— Begin —
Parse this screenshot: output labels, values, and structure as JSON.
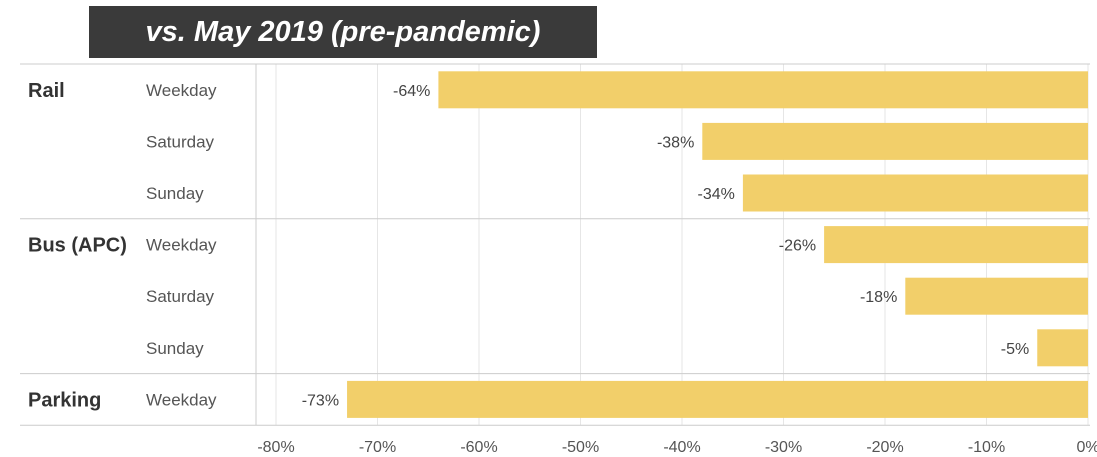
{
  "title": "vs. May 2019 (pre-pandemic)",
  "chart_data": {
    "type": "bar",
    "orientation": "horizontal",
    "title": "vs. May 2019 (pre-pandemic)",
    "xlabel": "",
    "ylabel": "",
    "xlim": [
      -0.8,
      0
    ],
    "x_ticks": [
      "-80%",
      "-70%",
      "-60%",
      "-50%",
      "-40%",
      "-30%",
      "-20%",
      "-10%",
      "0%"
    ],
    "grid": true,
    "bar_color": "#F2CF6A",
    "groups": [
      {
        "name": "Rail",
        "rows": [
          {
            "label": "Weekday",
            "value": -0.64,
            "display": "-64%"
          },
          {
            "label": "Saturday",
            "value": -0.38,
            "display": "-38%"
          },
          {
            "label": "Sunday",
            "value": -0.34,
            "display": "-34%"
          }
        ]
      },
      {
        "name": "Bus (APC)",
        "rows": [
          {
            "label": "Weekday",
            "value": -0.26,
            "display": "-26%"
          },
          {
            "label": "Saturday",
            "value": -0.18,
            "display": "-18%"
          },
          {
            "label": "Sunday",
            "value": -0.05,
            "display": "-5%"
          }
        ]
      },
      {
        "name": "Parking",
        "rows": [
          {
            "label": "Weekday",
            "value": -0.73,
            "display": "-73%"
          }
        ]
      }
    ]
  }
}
— End —
**WHAT TO WORK ON**
Each entry above should be reproduced exactly, with the pictures removed.

**EXPECTED ANSWER**
Parse this screenshot: output labels, values, and structure as JSON.
{
  "title": "vs. May 2019 (pre-pandemic)",
  "chart_data": {
    "type": "bar",
    "orientation": "horizontal",
    "title": "vs. May 2019 (pre-pandemic)",
    "xlabel": "",
    "ylabel": "",
    "xlim": [
      -0.8,
      0
    ],
    "x_ticks": [
      "-80%",
      "-70%",
      "-60%",
      "-50%",
      "-40%",
      "-30%",
      "-20%",
      "-10%",
      "0%"
    ],
    "grid": true,
    "bar_color": "#F2CF6A",
    "groups": [
      {
        "name": "Rail",
        "rows": [
          {
            "label": "Weekday",
            "value": -0.64,
            "display": "-64%"
          },
          {
            "label": "Saturday",
            "value": -0.38,
            "display": "-38%"
          },
          {
            "label": "Sunday",
            "value": -0.34,
            "display": "-34%"
          }
        ]
      },
      {
        "name": "Bus (APC)",
        "rows": [
          {
            "label": "Weekday",
            "value": -0.26,
            "display": "-26%"
          },
          {
            "label": "Saturday",
            "value": -0.18,
            "display": "-18%"
          },
          {
            "label": "Sunday",
            "value": -0.05,
            "display": "-5%"
          }
        ]
      },
      {
        "name": "Parking",
        "rows": [
          {
            "label": "Weekday",
            "value": -0.73,
            "display": "-73%"
          }
        ]
      }
    ]
  }
}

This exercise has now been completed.